# Exercise aim
Find each line with the string "text" and copy it.

[A block of data]
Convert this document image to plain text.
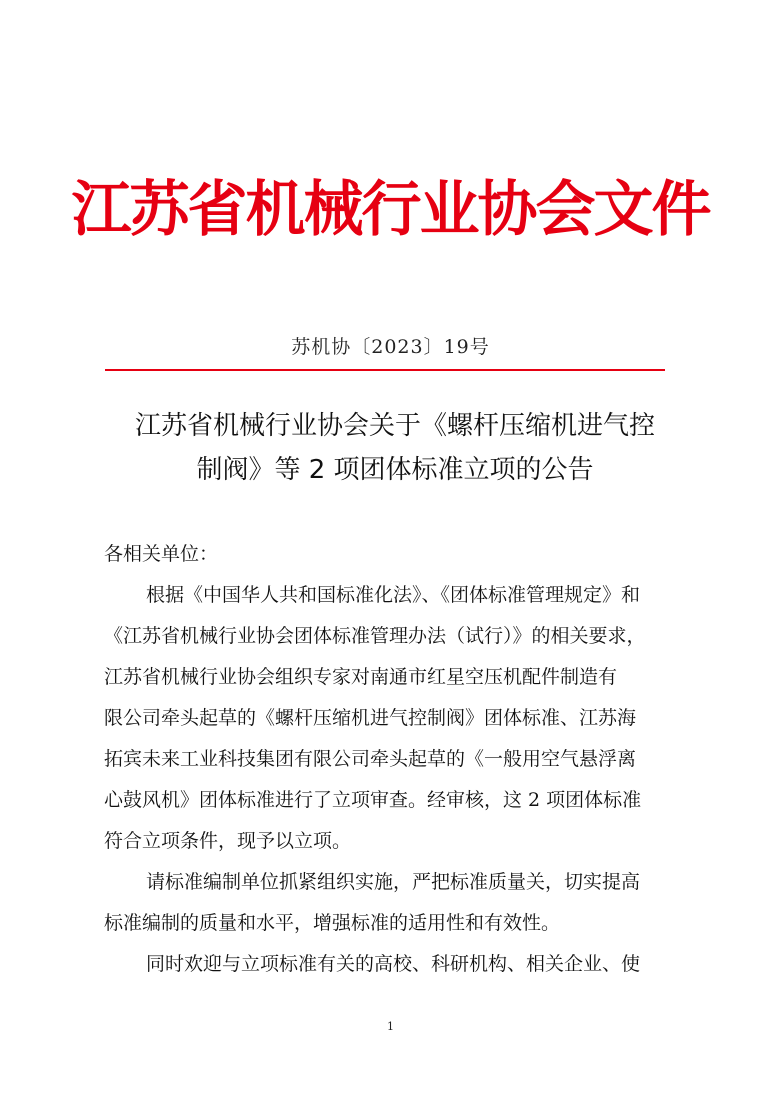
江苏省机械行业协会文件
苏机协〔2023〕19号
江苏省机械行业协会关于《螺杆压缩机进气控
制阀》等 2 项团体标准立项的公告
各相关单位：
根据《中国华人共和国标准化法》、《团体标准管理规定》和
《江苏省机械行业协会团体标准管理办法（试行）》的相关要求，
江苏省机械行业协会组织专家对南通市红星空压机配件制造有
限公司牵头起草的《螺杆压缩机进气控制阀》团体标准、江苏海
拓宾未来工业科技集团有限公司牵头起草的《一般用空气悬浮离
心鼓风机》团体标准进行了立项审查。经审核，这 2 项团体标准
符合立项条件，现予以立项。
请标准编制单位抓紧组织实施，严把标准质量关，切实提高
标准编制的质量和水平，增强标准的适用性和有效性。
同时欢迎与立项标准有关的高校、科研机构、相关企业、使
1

--

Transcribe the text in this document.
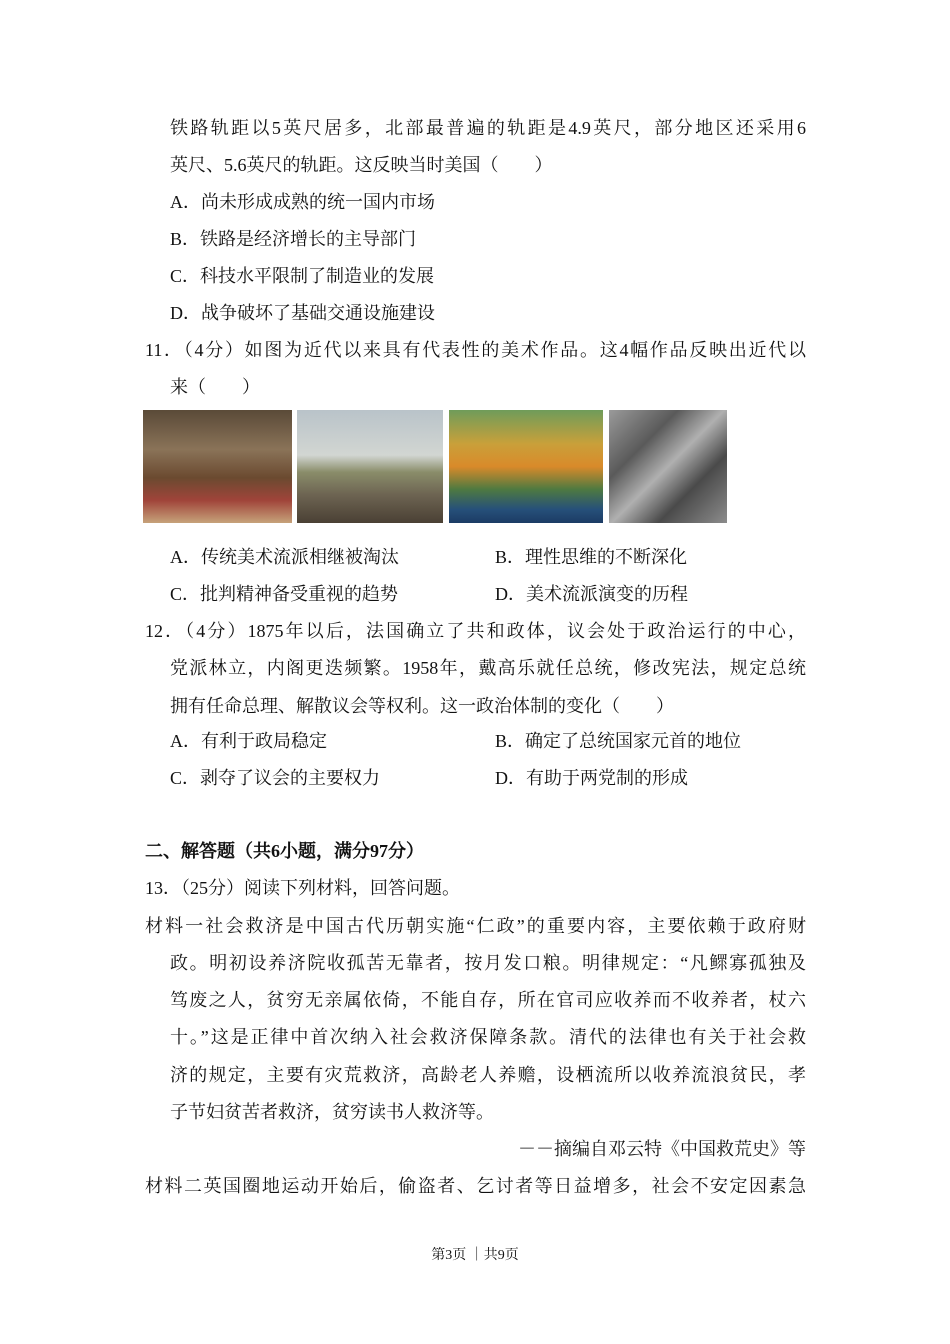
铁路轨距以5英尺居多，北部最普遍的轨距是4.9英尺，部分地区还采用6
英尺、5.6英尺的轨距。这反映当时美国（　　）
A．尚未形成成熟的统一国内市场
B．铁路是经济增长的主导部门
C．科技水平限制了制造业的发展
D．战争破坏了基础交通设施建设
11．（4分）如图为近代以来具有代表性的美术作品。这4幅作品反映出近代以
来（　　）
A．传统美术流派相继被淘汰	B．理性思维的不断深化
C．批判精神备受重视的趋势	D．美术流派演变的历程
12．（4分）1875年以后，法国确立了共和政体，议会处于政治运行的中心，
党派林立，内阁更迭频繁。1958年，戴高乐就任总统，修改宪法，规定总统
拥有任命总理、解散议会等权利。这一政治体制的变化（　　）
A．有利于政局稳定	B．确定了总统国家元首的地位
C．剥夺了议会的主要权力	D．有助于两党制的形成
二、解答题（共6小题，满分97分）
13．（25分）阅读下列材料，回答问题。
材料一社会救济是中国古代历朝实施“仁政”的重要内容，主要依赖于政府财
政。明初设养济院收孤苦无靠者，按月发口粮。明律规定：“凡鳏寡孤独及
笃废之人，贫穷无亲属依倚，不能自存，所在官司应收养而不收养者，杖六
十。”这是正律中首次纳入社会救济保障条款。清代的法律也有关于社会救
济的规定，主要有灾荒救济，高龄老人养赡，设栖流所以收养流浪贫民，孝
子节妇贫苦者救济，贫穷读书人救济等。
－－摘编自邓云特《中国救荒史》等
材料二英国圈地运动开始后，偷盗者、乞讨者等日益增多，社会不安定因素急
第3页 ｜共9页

# Task output
Convert this document image to plain text.
Transcribe the text in this document.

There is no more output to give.